*TASK OBJECTIVE*.
Reproduce all the entries exactly and keep the pictures out.

*EXERCISE MATERIALS*.
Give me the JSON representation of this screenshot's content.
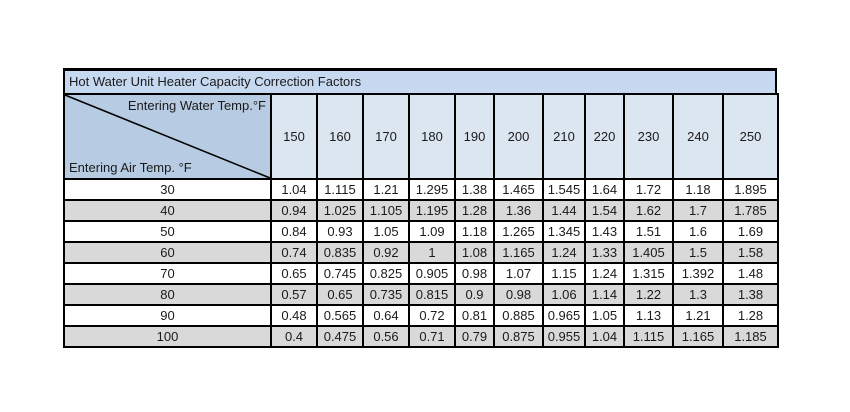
{
  "chart_data": {
    "type": "table",
    "title": "Hot Water Unit Heater Capacity Correction Factors",
    "corner_labels": {
      "top_right": "Entering Water Temp.°F",
      "bottom_left": "Entering Air Temp. °F"
    },
    "column_headers": [
      "150",
      "160",
      "170",
      "180",
      "190",
      "200",
      "210",
      "220",
      "230",
      "240",
      "250"
    ],
    "rows": [
      {
        "air_temp": "30",
        "values": [
          "1.04",
          "1.115",
          "1.21",
          "1.295",
          "1.38",
          "1.465",
          "1.545",
          "1.64",
          "1.72",
          "1.18",
          "1.895"
        ]
      },
      {
        "air_temp": "40",
        "values": [
          "0.94",
          "1.025",
          "1.105",
          "1.195",
          "1.28",
          "1.36",
          "1.44",
          "1.54",
          "1.62",
          "1.7",
          "1.785"
        ]
      },
      {
        "air_temp": "50",
        "values": [
          "0.84",
          "0.93",
          "1.05",
          "1.09",
          "1.18",
          "1.265",
          "1.345",
          "1.43",
          "1.51",
          "1.6",
          "1.69"
        ]
      },
      {
        "air_temp": "60",
        "values": [
          "0.74",
          "0.835",
          "0.92",
          "1",
          "1.08",
          "1.165",
          "1.24",
          "1.33",
          "1.405",
          "1.5",
          "1.58"
        ]
      },
      {
        "air_temp": "70",
        "values": [
          "0.65",
          "0.745",
          "0.825",
          "0.905",
          "0.98",
          "1.07",
          "1.15",
          "1.24",
          "1.315",
          "1.392",
          "1.48"
        ]
      },
      {
        "air_temp": "80",
        "values": [
          "0.57",
          "0.65",
          "0.735",
          "0.815",
          "0.9",
          "0.98",
          "1.06",
          "1.14",
          "1.22",
          "1.3",
          "1.38"
        ]
      },
      {
        "air_temp": "90",
        "values": [
          "0.48",
          "0.565",
          "0.64",
          "0.72",
          "0.81",
          "0.885",
          "0.965",
          "1.05",
          "1.13",
          "1.21",
          "1.28"
        ]
      },
      {
        "air_temp": "100",
        "values": [
          "0.4",
          "0.475",
          "0.56",
          "0.71",
          "0.79",
          "0.875",
          "0.955",
          "1.04",
          "1.115",
          "1.165",
          "1.185"
        ]
      }
    ]
  },
  "colors": {
    "title_background": "#c7d9f0",
    "corner_background": "#b7cce3",
    "header_background": "#dce6f1",
    "row_background": "#ffffff",
    "row_alternate_background": "#d9d9d9",
    "border": "#000000",
    "text": "#1a1a1a"
  }
}
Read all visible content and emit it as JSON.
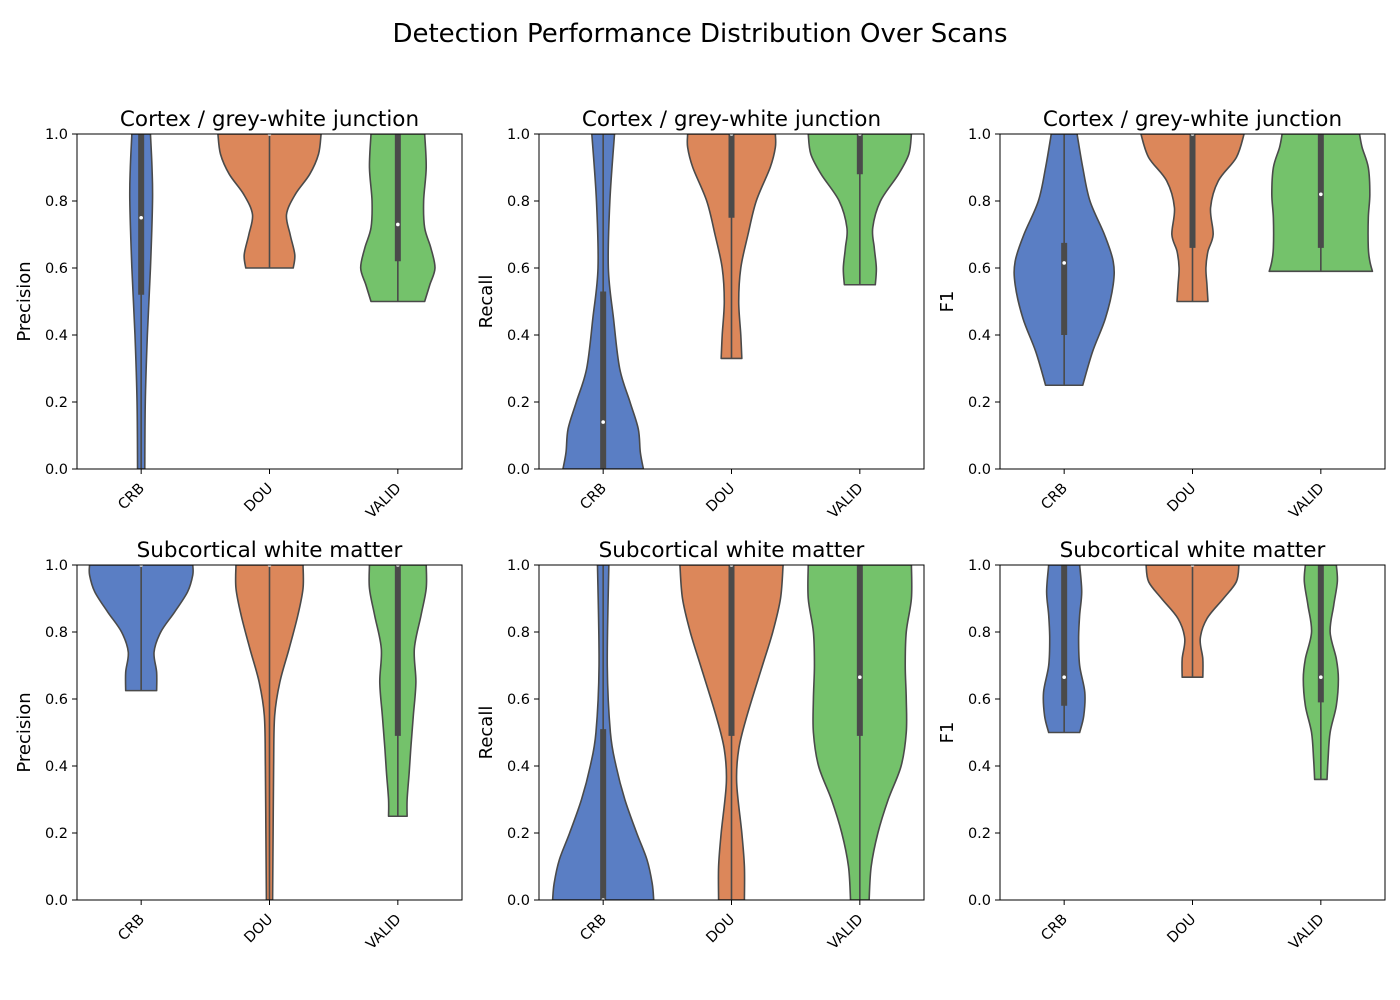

*FINISHED TASK*.
Give me the JSON representation of this screenshot's content.
{
  "chart_data": {
    "type": "table",
    "title": "Hot Water Unit Heater Capacity Correction Factors",
    "corner_labels": {
      "top_right": "Entering Water Temp.°F",
      "bottom_left": "Entering Air Temp. °F"
    },
    "column_headers": [
      "150",
      "160",
      "170",
      "180",
      "190",
      "200",
      "210",
      "220",
      "230",
      "240",
      "250"
    ],
    "rows": [
      {
        "air_temp": "30",
        "values": [
          "1.04",
          "1.115",
          "1.21",
          "1.295",
          "1.38",
          "1.465",
          "1.545",
          "1.64",
          "1.72",
          "1.18",
          "1.895"
        ]
      },
      {
        "air_temp": "40",
        "values": [
          "0.94",
          "1.025",
          "1.105",
          "1.195",
          "1.28",
          "1.36",
          "1.44",
          "1.54",
          "1.62",
          "1.7",
          "1.785"
        ]
      },
      {
        "air_temp": "50",
        "values": [
          "0.84",
          "0.93",
          "1.05",
          "1.09",
          "1.18",
          "1.265",
          "1.345",
          "1.43",
          "1.51",
          "1.6",
          "1.69"
        ]
      },
      {
        "air_temp": "60",
        "values": [
          "0.74",
          "0.835",
          "0.92",
          "1",
          "1.08",
          "1.165",
          "1.24",
          "1.33",
          "1.405",
          "1.5",
          "1.58"
        ]
      },
      {
        "air_temp": "70",
        "values": [
          "0.65",
          "0.745",
          "0.825",
          "0.905",
          "0.98",
          "1.07",
          "1.15",
          "1.24",
          "1.315",
          "1.392",
          "1.48"
        ]
      },
      {
        "air_temp": "80",
        "values": [
          "0.57",
          "0.65",
          "0.735",
          "0.815",
          "0.9",
          "0.98",
          "1.06",
          "1.14",
          "1.22",
          "1.3",
          "1.38"
        ]
      },
      {
        "air_temp": "90",
        "values": [
          "0.48",
          "0.565",
          "0.64",
          "0.72",
          "0.81",
          "0.885",
          "0.965",
          "1.05",
          "1.13",
          "1.21",
          "1.28"
        ]
      },
      {
        "air_temp": "100",
        "values": [
          "0.4",
          "0.475",
          "0.56",
          "0.71",
          "0.79",
          "0.875",
          "0.955",
          "1.04",
          "1.115",
          "1.165",
          "1.185"
        ]
      }
    ]
  },
  "colors": {
    "title_background": "#c7d9f0",
    "corner_background": "#b7cce3",
    "header_background": "#dce6f1",
    "row_background": "#ffffff",
    "row_alternate_background": "#d9d9d9",
    "border": "#000000",
    "text": "#1a1a1a"
  }
}
Read all visible content and emit it as JSON.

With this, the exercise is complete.